OBJECTIVE >>
In this exercise, return the whole listing exactly, excluding any images.

DATASET CONTENT >>
-=-=-
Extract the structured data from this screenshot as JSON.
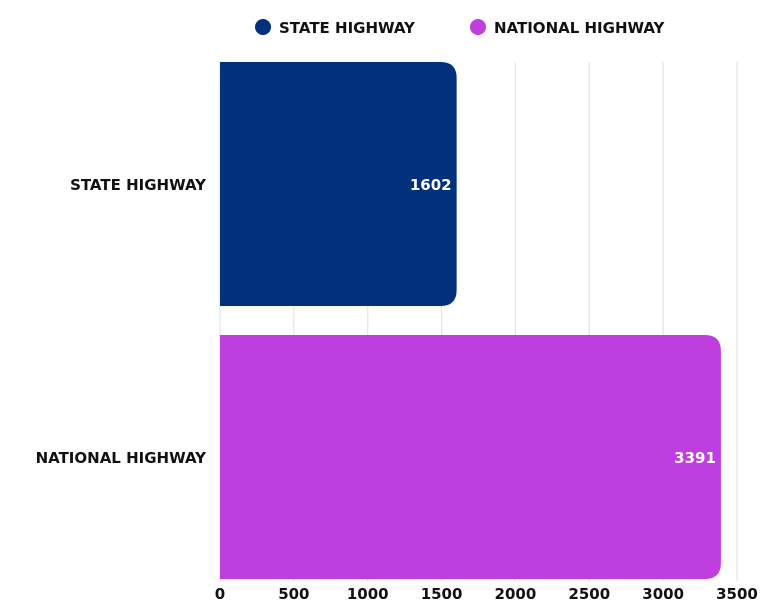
{
  "chart_data": {
    "type": "bar",
    "orientation": "horizontal",
    "categories": [
      "STATE HIGHWAY",
      "NATIONAL HIGHWAY"
    ],
    "values": [
      1602,
      3391
    ],
    "colors": [
      "#00317A",
      "#BF3FDE"
    ],
    "legend": {
      "placement": "top",
      "entries": [
        {
          "label": "STATE HIGHWAY",
          "color": "#00317A"
        },
        {
          "label": "NATIONAL HIGHWAY",
          "color": "#BF3FDE"
        }
      ]
    },
    "xlim": [
      0,
      3500
    ],
    "xticks": [
      0,
      500,
      1000,
      1500,
      2000,
      2500,
      3000,
      3500
    ],
    "data_labels": [
      "1602",
      "3391"
    ],
    "grid": "vertical",
    "grid_color": "#e3e3e3"
  }
}
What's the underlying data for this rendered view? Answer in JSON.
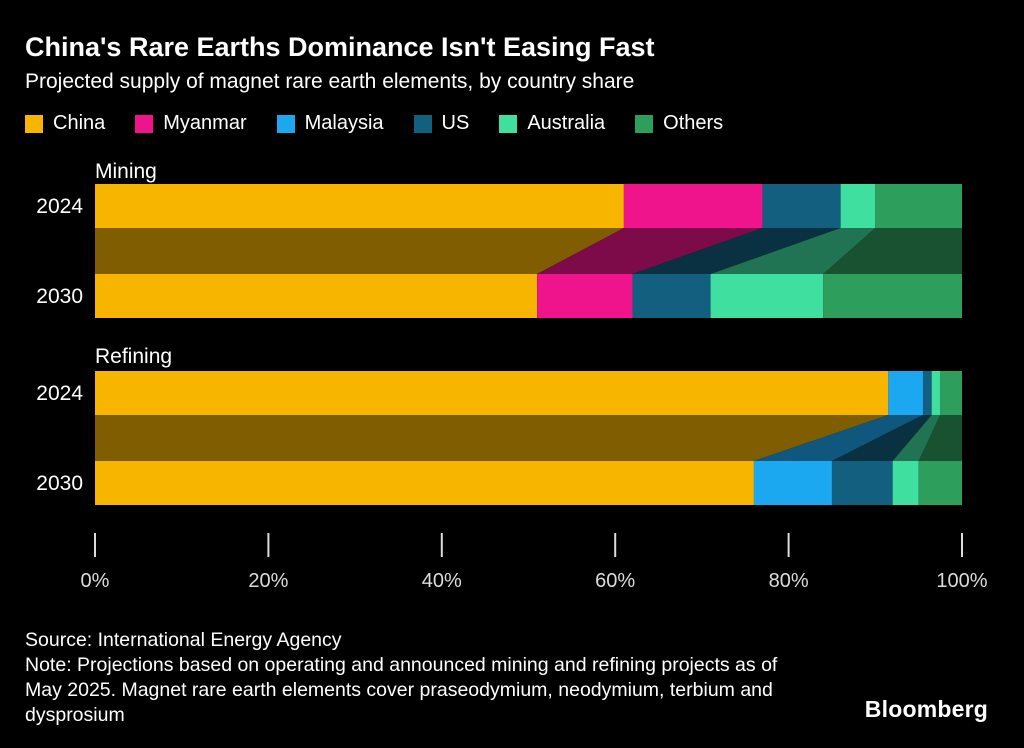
-=-=-
RESULT FOR THIS EXERCISE >>
Extract the structured data from this screenshot as JSON.
{
  "chart_data": {
    "type": "bar",
    "orientation": "horizontal",
    "categories": [
      "STATE HIGHWAY",
      "NATIONAL HIGHWAY"
    ],
    "values": [
      1602,
      3391
    ],
    "colors": [
      "#00317A",
      "#BF3FDE"
    ],
    "legend": {
      "placement": "top",
      "entries": [
        {
          "label": "STATE HIGHWAY",
          "color": "#00317A"
        },
        {
          "label": "NATIONAL HIGHWAY",
          "color": "#BF3FDE"
        }
      ]
    },
    "xlim": [
      0,
      3500
    ],
    "xticks": [
      0,
      500,
      1000,
      1500,
      2000,
      2500,
      3000,
      3500
    ],
    "data_labels": [
      "1602",
      "3391"
    ],
    "grid": "vertical",
    "grid_color": "#e3e3e3"
  }
}
What's the underlying data for this rendered view? Answer in JSON.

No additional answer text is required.